**Exercise brief**
Retype all of the listing exactly, passing over any picture you find.

####################

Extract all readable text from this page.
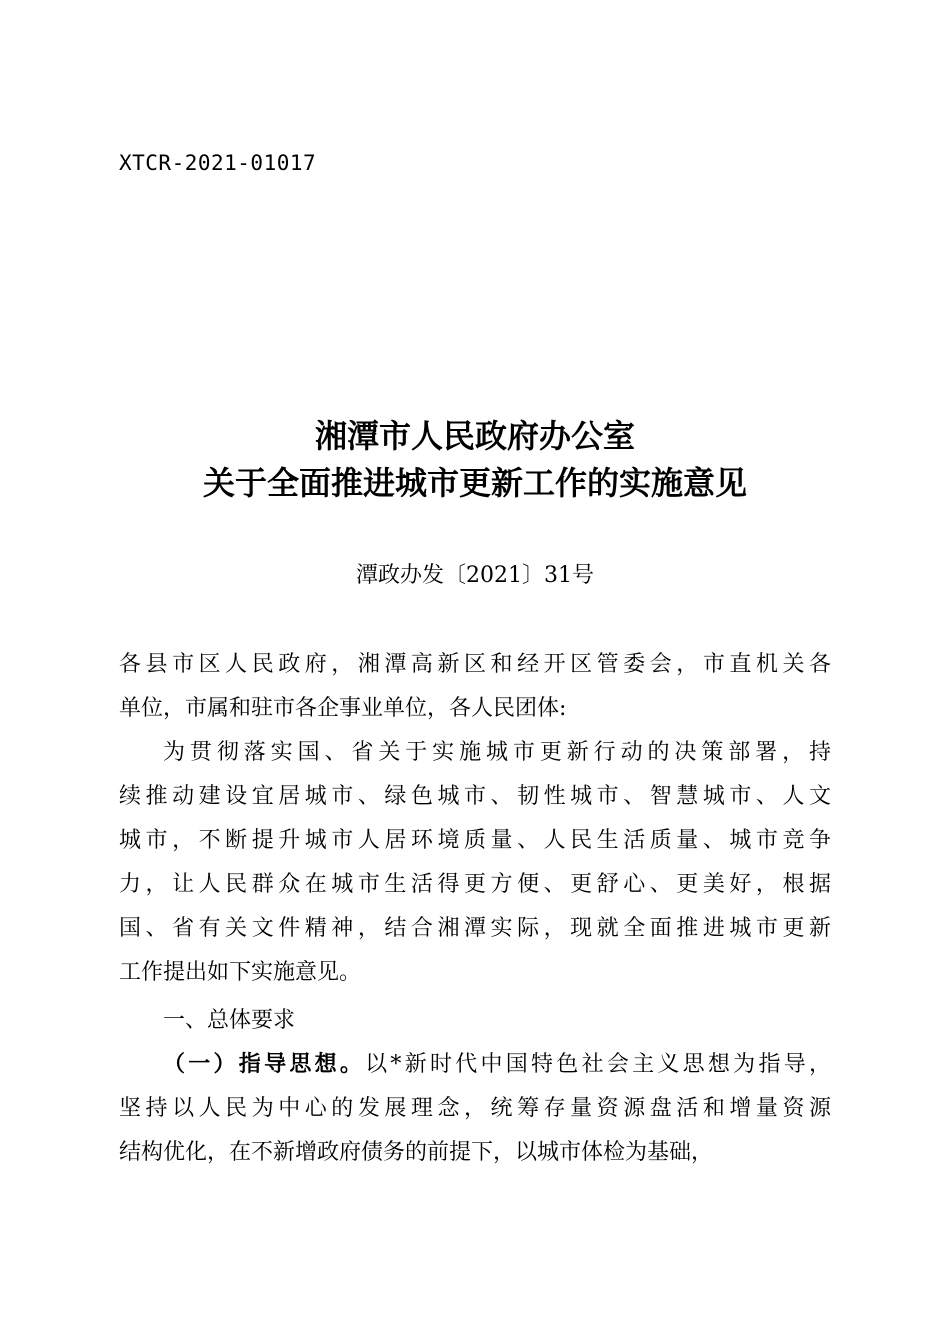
XTCR-2021-01017
湘潭市人民政府办公室
关于全面推进城市更新工作的实施意见
潭政办发〔2021〕31号
各县市区人民政府，湘潭高新区和经开区管委会，市直机关各
单位，市属和驻市各企事业单位，各人民团体:
为贯彻落实国、省关于实施城市更新行动的决策部署，持
续推动建设宜居城市、绿色城市、韧性城市、智慧城市、人文
城市，不断提升城市人居环境质量、人民生活质量、城市竞争
力，让人民群众在城市生活得更方便、更舒心、更美好，根据
国、省有关文件精神，结合湘潭实际，现就全面推进城市更新
工作提出如下实施意见。
一、总体要求
（一）指导思想。以*新时代中国特色社会主义思想为指导，
坚持以人民为中心的发展理念，统筹存量资源盘活和增量资源
结构优化，在不新增政府债务的前提下，以城市体检为基础，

####################

**Result of this task**
Extract all readable text from this page.
XTCR-2021-01017
湘潭市人民政府办公室
关于全面推进城市更新工作的实施意见
潭政办发〔2021〕31号
各县市区人民政府，湘潭高新区和经开区管委会，市直机关各
单位，市属和驻市各企事业单位，各人民团体:
为贯彻落实国、省关于实施城市更新行动的决策部署，持
续推动建设宜居城市、绿色城市、韧性城市、智慧城市、人文
城市，不断提升城市人居环境质量、人民生活质量、城市竞争
力，让人民群众在城市生活得更方便、更舒心、更美好，根据
国、省有关文件精神，结合湘潭实际，现就全面推进城市更新
工作提出如下实施意见。
一、总体要求
（一）指导思想。以*新时代中国特色社会主义思想为指导，
坚持以人民为中心的发展理念，统筹存量资源盘活和增量资源
结构优化，在不新增政府债务的前提下，以城市体检为基础，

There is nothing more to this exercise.